_Extracted records:_
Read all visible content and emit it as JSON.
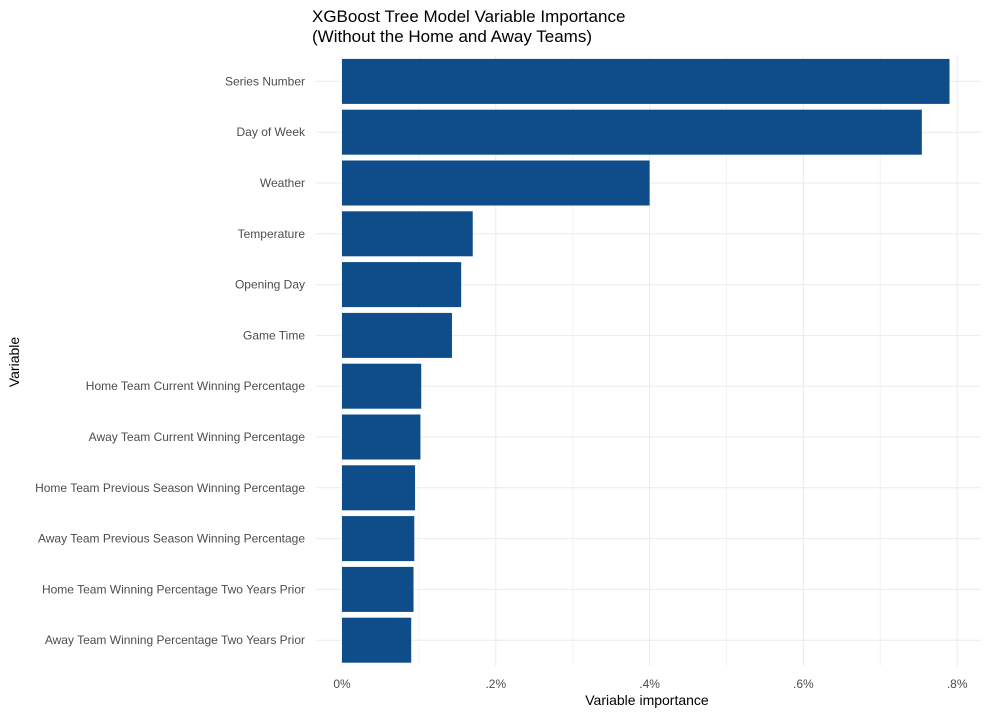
{
  "chart_data": {
    "type": "bar",
    "orientation": "horizontal",
    "title_line1": "XGBoost Tree Model Variable Importance",
    "title_line2": "(Without the Home and Away Teams)",
    "xlabel": "Variable importance",
    "ylabel": "Variable",
    "categories": [
      "Series Number",
      "Day of Week",
      "Weather",
      "Temperature",
      "Opening Day",
      "Game Time",
      "Home Team Current Winning Percentage",
      "Away Team Current Winning Percentage",
      "Home Team Previous Season Winning Percentage",
      "Away Team Previous Season Winning Percentage",
      "Home Team Winning Percentage Two Years Prior",
      "Away Team Winning Percentage Two Years Prior"
    ],
    "values": [
      0.0079,
      0.00754,
      0.004,
      0.0017,
      0.00155,
      0.00143,
      0.00103,
      0.00102,
      0.00095,
      0.00094,
      0.00093,
      0.0009
    ],
    "xlim": [
      0,
      0.0083
    ],
    "ticks": [
      0,
      0.002,
      0.004,
      0.006,
      0.008
    ],
    "tick_labels": [
      "0%",
      ".2%",
      ".4%",
      ".6%",
      ".8%"
    ],
    "bar_color": "#0f4d8a",
    "grid": true,
    "legend": "none"
  }
}
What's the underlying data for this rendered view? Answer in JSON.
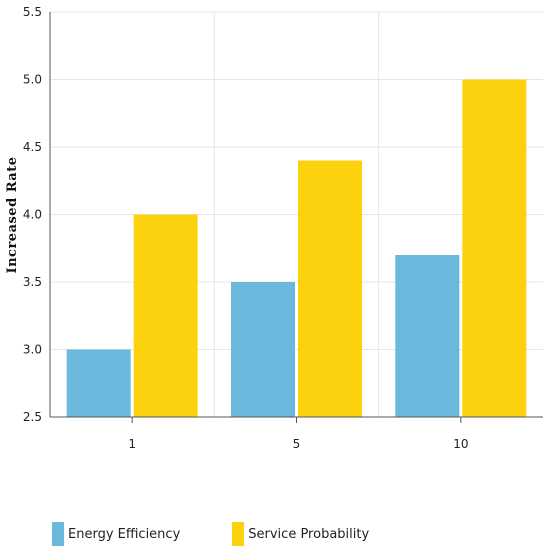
{
  "chart_data": {
    "type": "bar",
    "categories": [
      "1",
      "5",
      "10"
    ],
    "series": [
      {
        "name": "Energy Efficiency",
        "values": [
          3.0,
          3.5,
          3.7
        ],
        "color": "#6ab9dd"
      },
      {
        "name": "Service Probability",
        "values": [
          4.0,
          4.4,
          5.0
        ],
        "color": "#fcd20f"
      }
    ],
    "title": "",
    "xlabel": "",
    "ylabel": "Increased Rate",
    "ylim": [
      2.5,
      5.5
    ],
    "yticks": [
      "2.5",
      "3.0",
      "3.5",
      "4.0",
      "4.5",
      "5.0",
      "5.5"
    ],
    "grid": true,
    "legend_position": "bottom-left"
  }
}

_WHAT THE TASK ASKS:_ Copy every line of the data that holds the string "ylabel".

_ANSWER TO THE PROBLEM:_
    "ylabel": "Variable",
    "ylabel": "Increased Rate",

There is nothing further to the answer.